◆ **Extract to read**:
[Start of Attachment]

Abstract

The uranium deposit at Niederschlema–Alberoda, Germany, contains a rich variety of Bi minerals deposited between the Permian and the Cretaceous; these have been studied for paragenetic relations, composition, and conditions of formation. Particular attention is given to the rare Bi selenides watkinsonite, nevskite, and cuproan bohdanowiczite. Whereas watkinsonite and nevskite only occur intergrown with clausthalite, bohdanowiczite is more widespread and also is associated with Cu selenides. Watkinsonite from this second confirmed locality worldwide has an average composition (Cu1.47Ag0.49)∑1.96(Pb1.01Hg0.01 Fe0.01)∑1.03Bi3.98(Se7.98S0.05)∑8.03, ideally (Cu,Ag)2PbBi4Se8. These findings suggest that the empirical formula of watkinsonite originally proposed for the type specimen from the Otish Mountains uranium deposit in Quebec [Cu2+xPb1+xBi4−x(Se,S,Te)8, x ≈ 0.3] requires revision. The composition of nevskite is (Pb0.06Bi0.95)∑1.01Se0.99, on average. Bohdanowiczite from the Cu-selenide assemblage shows extensive substitution of Cu+ for Ag+, expressed by the crystallochemical formula (Ag1.80–0.94Cu0.16–1.05Pb0.00–0.05)∑1.98–2.07Bi∑1.97–2.03Se∑3.96–4.04. This observation seems to argue for the natural existence of Cu2Bi2Se4, the Se-dominant analogue of emplectite. The Bi selenides were deposited at temperatures of about 100°C, in the Jurassic. The lack of thermodynamic data for all the Bi selenides limits reliable inferences on the fugacities of selenium and sulfur that prevailed during their formation. Other Bi minerals from this locality comprise members of the bismuthinite–aikinite solid-solution series of Permian age and, more importantly, native Bi and Bi sulfides (matildite, bismuthinite, wittichinite), deposited in the Cretaceous.

[End of Attachment]

◆ **Extracted information**:
[Start of Attachment]

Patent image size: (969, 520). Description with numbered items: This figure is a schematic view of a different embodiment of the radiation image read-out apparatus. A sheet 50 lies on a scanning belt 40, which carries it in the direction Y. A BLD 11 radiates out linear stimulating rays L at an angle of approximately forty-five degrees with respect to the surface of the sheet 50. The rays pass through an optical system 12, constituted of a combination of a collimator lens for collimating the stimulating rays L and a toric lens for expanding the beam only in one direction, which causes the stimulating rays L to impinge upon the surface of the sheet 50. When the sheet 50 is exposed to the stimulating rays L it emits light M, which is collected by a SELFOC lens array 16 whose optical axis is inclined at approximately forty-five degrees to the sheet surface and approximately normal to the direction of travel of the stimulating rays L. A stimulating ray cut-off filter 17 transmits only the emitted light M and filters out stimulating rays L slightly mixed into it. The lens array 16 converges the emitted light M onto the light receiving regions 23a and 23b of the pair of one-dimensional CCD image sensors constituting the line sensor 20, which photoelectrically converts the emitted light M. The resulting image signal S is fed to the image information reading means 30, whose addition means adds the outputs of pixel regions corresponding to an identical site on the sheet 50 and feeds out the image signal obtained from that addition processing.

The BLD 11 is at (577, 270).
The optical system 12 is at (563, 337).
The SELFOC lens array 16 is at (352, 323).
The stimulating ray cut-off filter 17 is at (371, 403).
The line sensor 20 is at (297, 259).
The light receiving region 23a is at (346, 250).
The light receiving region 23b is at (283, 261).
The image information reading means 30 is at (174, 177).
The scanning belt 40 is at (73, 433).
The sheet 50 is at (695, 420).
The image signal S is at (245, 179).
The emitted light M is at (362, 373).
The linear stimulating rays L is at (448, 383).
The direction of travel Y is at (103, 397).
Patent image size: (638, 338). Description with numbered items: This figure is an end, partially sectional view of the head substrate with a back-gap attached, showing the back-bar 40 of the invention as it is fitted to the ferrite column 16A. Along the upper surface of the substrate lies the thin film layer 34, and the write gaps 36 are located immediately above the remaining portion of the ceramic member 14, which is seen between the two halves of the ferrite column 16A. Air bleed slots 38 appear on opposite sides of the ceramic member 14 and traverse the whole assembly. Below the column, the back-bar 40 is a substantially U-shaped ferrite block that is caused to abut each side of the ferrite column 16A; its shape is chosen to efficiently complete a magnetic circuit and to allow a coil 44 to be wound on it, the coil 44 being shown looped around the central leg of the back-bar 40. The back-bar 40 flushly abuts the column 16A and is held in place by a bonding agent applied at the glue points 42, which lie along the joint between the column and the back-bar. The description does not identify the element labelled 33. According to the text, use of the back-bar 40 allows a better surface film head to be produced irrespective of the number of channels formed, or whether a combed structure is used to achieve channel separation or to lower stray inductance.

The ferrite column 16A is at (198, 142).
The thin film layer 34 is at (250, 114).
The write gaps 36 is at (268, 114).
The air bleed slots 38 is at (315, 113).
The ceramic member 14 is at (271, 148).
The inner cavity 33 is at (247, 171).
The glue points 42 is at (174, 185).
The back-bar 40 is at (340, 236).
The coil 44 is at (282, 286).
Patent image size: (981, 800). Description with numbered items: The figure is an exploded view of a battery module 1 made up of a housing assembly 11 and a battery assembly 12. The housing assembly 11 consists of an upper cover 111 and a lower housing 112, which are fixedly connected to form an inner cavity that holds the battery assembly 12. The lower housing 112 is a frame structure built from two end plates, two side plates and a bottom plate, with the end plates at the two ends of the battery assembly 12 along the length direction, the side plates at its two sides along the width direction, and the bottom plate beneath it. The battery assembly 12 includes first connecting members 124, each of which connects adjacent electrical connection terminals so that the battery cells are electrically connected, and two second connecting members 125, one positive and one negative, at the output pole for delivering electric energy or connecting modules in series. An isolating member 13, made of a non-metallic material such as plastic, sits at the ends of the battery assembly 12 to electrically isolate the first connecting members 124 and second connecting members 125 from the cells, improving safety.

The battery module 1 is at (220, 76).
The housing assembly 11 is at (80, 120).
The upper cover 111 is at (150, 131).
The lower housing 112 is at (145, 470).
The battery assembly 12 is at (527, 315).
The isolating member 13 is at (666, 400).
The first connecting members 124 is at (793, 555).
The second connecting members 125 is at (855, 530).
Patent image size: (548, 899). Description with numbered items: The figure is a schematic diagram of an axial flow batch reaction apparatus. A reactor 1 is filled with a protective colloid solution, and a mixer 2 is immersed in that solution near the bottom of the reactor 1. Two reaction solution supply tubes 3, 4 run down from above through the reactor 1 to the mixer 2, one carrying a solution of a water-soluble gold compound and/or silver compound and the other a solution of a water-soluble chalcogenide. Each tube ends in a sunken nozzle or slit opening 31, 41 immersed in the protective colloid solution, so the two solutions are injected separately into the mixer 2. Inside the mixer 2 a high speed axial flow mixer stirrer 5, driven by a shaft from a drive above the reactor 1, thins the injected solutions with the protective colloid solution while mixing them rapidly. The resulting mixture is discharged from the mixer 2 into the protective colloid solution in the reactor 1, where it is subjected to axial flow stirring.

[End of Attachment]

◆ **The task**:
Answer these questions from the abstract above on bismuth minerals at Niederschlema–Alberoda.
1. Besides watkinsonite, which selenide occurs only intergrown with clausthalite?
2. At about what temperature, and in which geological period, were the Bi selenides deposited?
3. Which Bi sulfides are listed among the minerals deposited in the Cretaceous?

◆ **Reply**:
1. Nevskite occurs only intergrown with clausthalite.
2. The Bi selenides were deposited at about 100°C, in the Jurassic.
3. The Bi sulfides deposited in the Cretaceous are matildite, bismuthinite, and wittichinite.